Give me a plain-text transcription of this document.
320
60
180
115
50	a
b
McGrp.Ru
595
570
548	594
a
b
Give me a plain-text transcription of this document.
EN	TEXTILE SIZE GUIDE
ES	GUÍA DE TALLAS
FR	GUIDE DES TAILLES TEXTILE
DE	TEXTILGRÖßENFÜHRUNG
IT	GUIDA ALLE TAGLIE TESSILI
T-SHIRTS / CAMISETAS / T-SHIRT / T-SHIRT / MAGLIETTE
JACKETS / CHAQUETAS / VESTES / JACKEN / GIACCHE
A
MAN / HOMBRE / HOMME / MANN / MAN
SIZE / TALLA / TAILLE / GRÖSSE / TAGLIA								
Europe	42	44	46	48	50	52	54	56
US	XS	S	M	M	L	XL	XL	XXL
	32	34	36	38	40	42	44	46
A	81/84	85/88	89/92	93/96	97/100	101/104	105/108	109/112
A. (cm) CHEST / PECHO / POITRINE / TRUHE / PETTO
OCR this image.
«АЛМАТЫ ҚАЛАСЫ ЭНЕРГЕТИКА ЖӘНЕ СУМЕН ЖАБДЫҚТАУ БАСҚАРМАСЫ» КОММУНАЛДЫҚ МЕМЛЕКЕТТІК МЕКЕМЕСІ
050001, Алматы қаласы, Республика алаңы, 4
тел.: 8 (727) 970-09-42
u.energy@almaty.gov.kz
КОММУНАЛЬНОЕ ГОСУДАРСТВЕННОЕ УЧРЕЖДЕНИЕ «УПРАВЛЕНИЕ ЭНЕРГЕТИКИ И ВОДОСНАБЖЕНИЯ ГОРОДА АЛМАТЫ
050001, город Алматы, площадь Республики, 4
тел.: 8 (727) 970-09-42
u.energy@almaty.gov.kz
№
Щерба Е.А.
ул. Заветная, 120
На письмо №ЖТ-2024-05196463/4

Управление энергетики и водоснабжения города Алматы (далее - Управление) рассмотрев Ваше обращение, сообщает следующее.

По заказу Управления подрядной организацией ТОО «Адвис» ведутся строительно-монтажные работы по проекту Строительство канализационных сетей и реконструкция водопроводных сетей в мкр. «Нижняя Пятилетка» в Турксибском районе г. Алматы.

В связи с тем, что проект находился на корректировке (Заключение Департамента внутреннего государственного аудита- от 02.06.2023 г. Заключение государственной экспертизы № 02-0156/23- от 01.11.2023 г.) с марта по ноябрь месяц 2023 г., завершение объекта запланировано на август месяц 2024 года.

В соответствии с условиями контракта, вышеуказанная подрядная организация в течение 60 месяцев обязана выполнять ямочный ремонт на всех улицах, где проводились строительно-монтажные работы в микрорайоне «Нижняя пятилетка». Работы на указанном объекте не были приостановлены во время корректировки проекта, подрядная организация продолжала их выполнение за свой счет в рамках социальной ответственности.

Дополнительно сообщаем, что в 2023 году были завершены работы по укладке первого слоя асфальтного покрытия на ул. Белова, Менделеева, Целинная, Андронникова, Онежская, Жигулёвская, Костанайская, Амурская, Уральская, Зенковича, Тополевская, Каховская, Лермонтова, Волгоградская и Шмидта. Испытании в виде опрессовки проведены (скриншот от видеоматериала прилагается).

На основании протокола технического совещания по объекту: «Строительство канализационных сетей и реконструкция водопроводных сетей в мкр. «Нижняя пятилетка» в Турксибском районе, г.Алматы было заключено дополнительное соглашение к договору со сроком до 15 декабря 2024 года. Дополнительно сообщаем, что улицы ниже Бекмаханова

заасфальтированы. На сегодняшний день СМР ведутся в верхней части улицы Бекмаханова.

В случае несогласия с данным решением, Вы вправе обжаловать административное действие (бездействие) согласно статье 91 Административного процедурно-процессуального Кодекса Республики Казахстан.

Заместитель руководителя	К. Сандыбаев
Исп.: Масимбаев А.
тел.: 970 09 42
◇ ◇ ◇ ◇ ◇ ◇ ◇
> [EXERCISE AIM] Each of the records should be retyped exactly.

> [SOLUTION TO THE PROBLEM]
Give me a plain-text transcription of this document.
320
60
180
115
50	a
b
McGrp.Ru
595
570
548	594
a
b
Give me a plain-text transcription of this document.
EN	TEXTILE SIZE GUIDE
ES	GUÍA DE TALLAS
FR	GUIDE DES TAILLES TEXTILE
DE	TEXTILGRÖßENFÜHRUNG
IT	GUIDA ALLE TAGLIE TESSILI
T-SHIRTS / CAMISETAS / T-SHIRT / T-SHIRT / MAGLIETTE
JACKETS / CHAQUETAS / VESTES / JACKEN / GIACCHE
A
MAN / HOMBRE / HOMME / MANN / MAN
SIZE / TALLA / TAILLE / GRÖSSE / TAGLIA								
Europe	42	44	46	48	50	52	54	56
US	XS	S	M	M	L	XL	XL	XXL
	32	34	36	38	40	42	44	46
A	81/84	85/88	89/92	93/96	97/100	101/104	105/108	109/112
A. (cm) CHEST / PECHO / POITRINE / TRUHE / PETTO
OCR this image.
«АЛМАТЫ ҚАЛАСЫ ЭНЕРГЕТИКА ЖӘНЕ СУМЕН ЖАБДЫҚТАУ БАСҚАРМАСЫ» КОММУНАЛДЫҚ МЕМЛЕКЕТТІК МЕКЕМЕСІ
050001, Алматы қаласы, Республика алаңы, 4
тел.: 8 (727) 970-09-42
u.energy@almaty.gov.kz
КОММУНАЛЬНОЕ ГОСУДАРСТВЕННОЕ УЧРЕЖДЕНИЕ «УПРАВЛЕНИЕ ЭНЕРГЕТИКИ И ВОДОСНАБЖЕНИЯ ГОРОДА АЛМАТЫ
050001, город Алматы, площадь Республики, 4
тел.: 8 (727) 970-09-42
u.energy@almaty.gov.kz
№
Щерба Е.А.
ул. Заветная, 120
На письмо №ЖТ-2024-05196463/4

Управление энергетики и водоснабжения города Алматы (далее - Управление) рассмотрев Ваше обращение, сообщает следующее.

По заказу Управления подрядной организацией ТОО «Адвис» ведутся строительно-монтажные работы по проекту Строительство канализационных сетей и реконструкция водопроводных сетей в мкр. «Нижняя Пятилетка» в Турксибском районе г. Алматы.

В связи с тем, что проект находился на корректировке (Заключение Департамента внутреннего государственного аудита- от 02.06.2023 г. Заключение государственной экспертизы № 02-0156/23- от 01.11.2023 г.) с марта по ноябрь месяц 2023 г., завершение объекта запланировано на август месяц 2024 года.

В соответствии с условиями контракта, вышеуказанная подрядная организация в течение 60 месяцев обязана выполнять ямочный ремонт на всех улицах, где проводились строительно-монтажные работы в микрорайоне «Нижняя пятилетка». Работы на указанном объекте не были приостановлены во время корректировки проекта, подрядная организация продолжала их выполнение за свой счет в рамках социальной ответственности.

Дополнительно сообщаем, что в 2023 году были завершены работы по укладке первого слоя асфальтного покрытия на ул. Белова, Менделеева, Целинная, Андронникова, Онежская, Жигулёвская, Костанайская, Амурская, Уральская, Зенковича, Тополевская, Каховская, Лермонтова, Волгоградская и Шмидта. Испытании в виде опрессовки проведены (скриншот от видеоматериала прилагается).

На основании протокола технического совещания по объекту: «Строительство канализационных сетей и реконструкция водопроводных сетей в мкр. «Нижняя пятилетка» в Турксибском районе, г.Алматы было заключено дополнительное соглашение к договору со сроком до 15 декабря 2024 года. Дополнительно сообщаем, что улицы ниже Бекмаханова

заасфальтированы. На сегодняшний день СМР ведутся в верхней части улицы Бекмаханова.

В случае несогласия с данным решением, Вы вправе обжаловать административное действие (бездействие) согласно статье 91 Административного процедурно-процессуального Кодекса Республики Казахстан.

Заместитель руководителя	К. Сандыбаев
Исп.: Масимбаев А.
тел.: 970 09 42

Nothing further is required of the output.